DOCUMENT SECTION start

# Implementing Hidden Opposing Player Votes/Bids with Variable Values

High Level

I am designing an asymmetrical secret objective game (each player is trying to win with different objectives that other players don't know).

I want to introduce an element in the game which will let all the players participate in determining the outcome of specific events.

The players must be able to influence the outcome of an event without other players knowing in what way.

Additionally, Players would have different amounts of influence they could use towards events.

Main Questions in implementation:

1. How can the player choose which outcome they are influencing?
2. How can the player determine how much influence to use?
3. How can this information (1 & 2) be kept secret from other players?

Abstract Example:

An event has two outcomes RED and BLUE.

1. Players can influence events towards the outcome they want
2. Players can choose how much to influence (1, 2, or 3)

So lets say there are 4 players, and they vote/bid as follows.

• Player 1: RED 2
• Player 2: RED 1
• Player 3: BLUE 3
• Player 4: BLUE 2

In this example, BLUE would be the outcome of the event.

Attempted Non-perfect Solution to the Abstract Example Using cards:

If each player has cards that represent their influence (1, 2, and 3) and they have such cards in each of the possible outcome colors (RED and BLUE). so that each player then has 6 cards. When an event is being voted on, each player would choose one card to use.

Why this is a problem:

After the vote/bid each player would need to reclaim the cards they spent so that they could use them again next time they need to vote/bid, and that would reveal who had used which card.

Possible Solution:

We could redistribute all the cards each time. So that no one would know who had used which card since they are all discarded each time

The Problems with this solution:

1. Lots of work to re-distribute cards each vote/bid, especially if there will be lots of voting/bidding
2. Requires all players to always have all the same influence all the time.

DOCUMENT SECTION end
DATA RECORDS start

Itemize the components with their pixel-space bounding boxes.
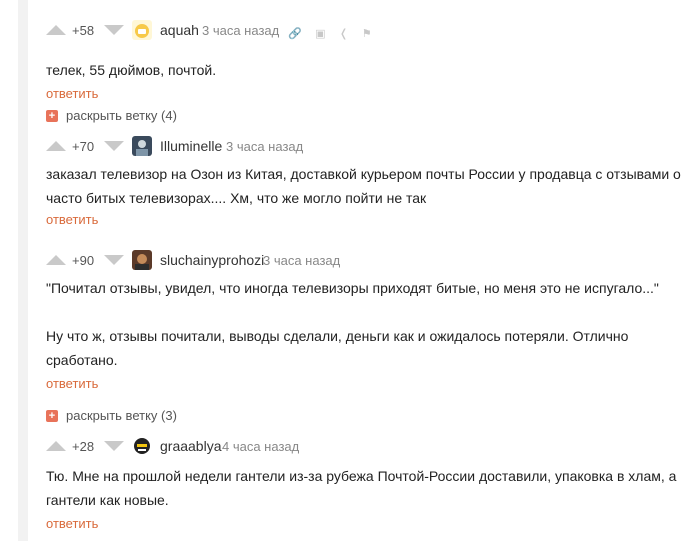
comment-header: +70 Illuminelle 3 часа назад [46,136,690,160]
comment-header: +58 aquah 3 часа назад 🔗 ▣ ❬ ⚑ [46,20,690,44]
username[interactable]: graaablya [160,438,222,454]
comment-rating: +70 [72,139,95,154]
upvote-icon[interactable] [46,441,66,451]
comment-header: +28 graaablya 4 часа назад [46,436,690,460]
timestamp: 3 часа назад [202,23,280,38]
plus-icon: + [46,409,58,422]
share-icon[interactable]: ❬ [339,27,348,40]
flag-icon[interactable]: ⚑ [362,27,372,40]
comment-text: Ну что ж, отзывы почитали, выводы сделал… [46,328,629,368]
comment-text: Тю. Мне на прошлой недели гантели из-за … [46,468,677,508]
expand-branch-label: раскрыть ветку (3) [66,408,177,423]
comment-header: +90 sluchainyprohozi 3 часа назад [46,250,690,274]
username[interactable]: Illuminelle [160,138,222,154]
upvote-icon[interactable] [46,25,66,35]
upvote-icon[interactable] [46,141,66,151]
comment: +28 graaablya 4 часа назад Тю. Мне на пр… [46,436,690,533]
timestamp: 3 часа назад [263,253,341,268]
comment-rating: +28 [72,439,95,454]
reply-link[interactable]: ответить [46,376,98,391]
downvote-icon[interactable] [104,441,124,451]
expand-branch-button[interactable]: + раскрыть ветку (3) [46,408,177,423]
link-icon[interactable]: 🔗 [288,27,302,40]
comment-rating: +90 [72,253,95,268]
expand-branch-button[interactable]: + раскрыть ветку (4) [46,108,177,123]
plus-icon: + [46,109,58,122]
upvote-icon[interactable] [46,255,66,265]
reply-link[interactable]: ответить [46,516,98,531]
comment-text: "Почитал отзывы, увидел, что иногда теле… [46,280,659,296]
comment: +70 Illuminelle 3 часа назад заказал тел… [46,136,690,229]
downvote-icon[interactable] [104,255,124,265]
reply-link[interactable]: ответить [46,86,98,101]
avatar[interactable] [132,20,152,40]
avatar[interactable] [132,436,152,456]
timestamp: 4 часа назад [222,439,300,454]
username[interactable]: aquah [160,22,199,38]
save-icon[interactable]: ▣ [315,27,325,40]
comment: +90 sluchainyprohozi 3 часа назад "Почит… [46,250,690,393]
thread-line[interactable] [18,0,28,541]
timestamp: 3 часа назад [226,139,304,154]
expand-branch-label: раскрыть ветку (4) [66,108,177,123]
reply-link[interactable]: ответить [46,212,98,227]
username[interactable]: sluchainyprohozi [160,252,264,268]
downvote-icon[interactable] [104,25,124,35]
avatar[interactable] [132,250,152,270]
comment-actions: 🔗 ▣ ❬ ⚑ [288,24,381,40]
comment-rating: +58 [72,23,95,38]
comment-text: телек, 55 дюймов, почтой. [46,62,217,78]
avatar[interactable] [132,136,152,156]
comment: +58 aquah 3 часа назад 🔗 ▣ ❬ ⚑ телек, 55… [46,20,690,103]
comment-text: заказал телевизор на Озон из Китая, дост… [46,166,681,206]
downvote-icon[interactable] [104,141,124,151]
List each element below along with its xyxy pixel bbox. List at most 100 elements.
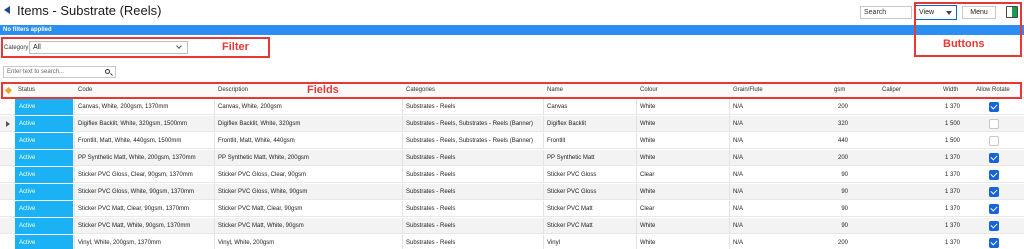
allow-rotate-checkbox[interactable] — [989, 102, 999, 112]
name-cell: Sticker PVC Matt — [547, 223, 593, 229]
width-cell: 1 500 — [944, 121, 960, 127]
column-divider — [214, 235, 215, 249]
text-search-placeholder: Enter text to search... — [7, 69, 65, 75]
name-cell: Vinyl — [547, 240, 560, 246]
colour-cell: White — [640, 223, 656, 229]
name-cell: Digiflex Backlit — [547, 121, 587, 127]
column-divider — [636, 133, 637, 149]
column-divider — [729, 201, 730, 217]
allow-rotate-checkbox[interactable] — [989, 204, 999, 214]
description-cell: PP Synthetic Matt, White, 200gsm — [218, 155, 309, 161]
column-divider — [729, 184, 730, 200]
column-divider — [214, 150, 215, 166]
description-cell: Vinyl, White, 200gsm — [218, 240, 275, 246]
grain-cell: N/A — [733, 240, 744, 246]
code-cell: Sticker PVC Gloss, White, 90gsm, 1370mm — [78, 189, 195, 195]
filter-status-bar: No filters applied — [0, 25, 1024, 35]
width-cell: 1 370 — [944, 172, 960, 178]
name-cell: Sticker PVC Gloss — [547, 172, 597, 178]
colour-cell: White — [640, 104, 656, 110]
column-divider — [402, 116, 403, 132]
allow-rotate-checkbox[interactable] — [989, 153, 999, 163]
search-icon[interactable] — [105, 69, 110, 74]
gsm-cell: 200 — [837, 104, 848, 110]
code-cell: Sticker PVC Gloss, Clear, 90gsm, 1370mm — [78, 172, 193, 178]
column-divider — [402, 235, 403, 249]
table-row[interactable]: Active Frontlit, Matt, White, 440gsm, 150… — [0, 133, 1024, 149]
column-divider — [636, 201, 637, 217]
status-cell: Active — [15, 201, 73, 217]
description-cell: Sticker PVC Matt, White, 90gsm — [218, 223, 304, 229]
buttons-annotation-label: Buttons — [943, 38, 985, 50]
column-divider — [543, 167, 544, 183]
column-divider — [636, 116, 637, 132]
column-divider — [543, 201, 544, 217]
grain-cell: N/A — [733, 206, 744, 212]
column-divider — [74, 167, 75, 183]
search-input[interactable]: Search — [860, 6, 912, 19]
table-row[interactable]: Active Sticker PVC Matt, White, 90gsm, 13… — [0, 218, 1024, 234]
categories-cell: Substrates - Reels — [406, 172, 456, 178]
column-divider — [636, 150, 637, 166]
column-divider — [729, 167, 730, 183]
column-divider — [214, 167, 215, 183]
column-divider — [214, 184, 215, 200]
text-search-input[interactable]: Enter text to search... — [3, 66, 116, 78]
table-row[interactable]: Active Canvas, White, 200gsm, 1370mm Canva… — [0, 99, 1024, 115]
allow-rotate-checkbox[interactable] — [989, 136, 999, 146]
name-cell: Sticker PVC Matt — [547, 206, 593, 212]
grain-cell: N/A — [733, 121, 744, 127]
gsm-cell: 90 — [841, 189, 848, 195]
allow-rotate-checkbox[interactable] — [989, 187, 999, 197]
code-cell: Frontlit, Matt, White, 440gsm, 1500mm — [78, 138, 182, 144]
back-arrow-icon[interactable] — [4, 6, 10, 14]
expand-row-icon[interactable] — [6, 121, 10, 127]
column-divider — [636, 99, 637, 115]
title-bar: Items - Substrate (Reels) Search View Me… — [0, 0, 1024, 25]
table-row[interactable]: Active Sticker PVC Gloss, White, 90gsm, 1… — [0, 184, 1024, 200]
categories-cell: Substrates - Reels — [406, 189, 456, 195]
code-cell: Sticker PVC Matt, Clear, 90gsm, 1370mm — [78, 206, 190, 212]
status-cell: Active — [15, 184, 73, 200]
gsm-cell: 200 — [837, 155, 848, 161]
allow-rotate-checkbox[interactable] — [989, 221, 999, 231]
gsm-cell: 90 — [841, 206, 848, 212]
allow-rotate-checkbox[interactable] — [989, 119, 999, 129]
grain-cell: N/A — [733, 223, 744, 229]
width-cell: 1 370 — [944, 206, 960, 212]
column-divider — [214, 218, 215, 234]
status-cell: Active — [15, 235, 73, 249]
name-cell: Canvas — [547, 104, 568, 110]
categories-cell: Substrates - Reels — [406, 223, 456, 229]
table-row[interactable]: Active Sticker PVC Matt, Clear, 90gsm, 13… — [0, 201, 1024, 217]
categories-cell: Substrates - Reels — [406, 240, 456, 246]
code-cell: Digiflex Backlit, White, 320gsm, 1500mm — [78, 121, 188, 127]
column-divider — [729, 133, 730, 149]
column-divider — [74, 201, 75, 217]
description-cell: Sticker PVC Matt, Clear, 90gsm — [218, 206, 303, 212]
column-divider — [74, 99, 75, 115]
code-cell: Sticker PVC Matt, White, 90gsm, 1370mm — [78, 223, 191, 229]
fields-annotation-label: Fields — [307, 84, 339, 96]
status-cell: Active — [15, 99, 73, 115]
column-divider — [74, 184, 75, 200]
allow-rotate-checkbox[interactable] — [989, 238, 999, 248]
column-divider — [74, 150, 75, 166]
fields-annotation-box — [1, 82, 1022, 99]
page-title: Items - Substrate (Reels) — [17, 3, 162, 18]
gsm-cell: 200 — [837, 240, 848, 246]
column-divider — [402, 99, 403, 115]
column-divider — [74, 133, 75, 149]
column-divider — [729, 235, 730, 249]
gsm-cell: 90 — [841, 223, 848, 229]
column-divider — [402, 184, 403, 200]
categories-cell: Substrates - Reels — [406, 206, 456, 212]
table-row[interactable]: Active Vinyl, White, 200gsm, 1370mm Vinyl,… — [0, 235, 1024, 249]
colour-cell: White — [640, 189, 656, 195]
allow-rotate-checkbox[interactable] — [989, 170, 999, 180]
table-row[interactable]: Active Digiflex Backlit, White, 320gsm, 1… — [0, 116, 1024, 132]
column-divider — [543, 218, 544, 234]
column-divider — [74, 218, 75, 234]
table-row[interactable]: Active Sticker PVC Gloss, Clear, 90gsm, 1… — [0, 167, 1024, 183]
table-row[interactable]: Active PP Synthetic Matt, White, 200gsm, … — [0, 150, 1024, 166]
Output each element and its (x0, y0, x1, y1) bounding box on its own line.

DATA RECORDS end

OBJECTIVES:
a) In the game design post on hidden votes with variable values, why is it a problem for players to reclaim the cards they spent after a vote?
b) Continue the game design post on hidden votes with variable values from where it stops.

RESULTS:
a) Reclaiming them would reveal who had used which card.

b)
Some more details:

I want there to be a variable number of outcomes to events, such that some events could have 2, 3, or more outcomes.

I want the Player's influence to be generic, not specific to outcomes, so that the influence could be used for any event and outcome.

There would be multiple event voting/bidding rounds throughout the game. Most of the time there will be multiple events to be voted/bid on.

Players shouldn't be required to spend all their influence when voting/bidding and should be able to preserve it for layer votes/bids at a later stage in the game.

Other possible implementation using influence chips:

Players accumulate influence chips throughout the game and spend them when voting/bidding. When it is time to vote/bid on an event, each outcome is voted/bid separately using a bag which is passed around the table and each player can use as many chips as they want to vote/bid for that outcome by placing them in the bag.

Why this is a problem:

voting would be slow. It would be hard to hide which outcome the player is or is not voting for and also how much influence they are using. It is prone to cheating with players peaking into the bag, or being able to feel if there are any chips in the bag already or even how many.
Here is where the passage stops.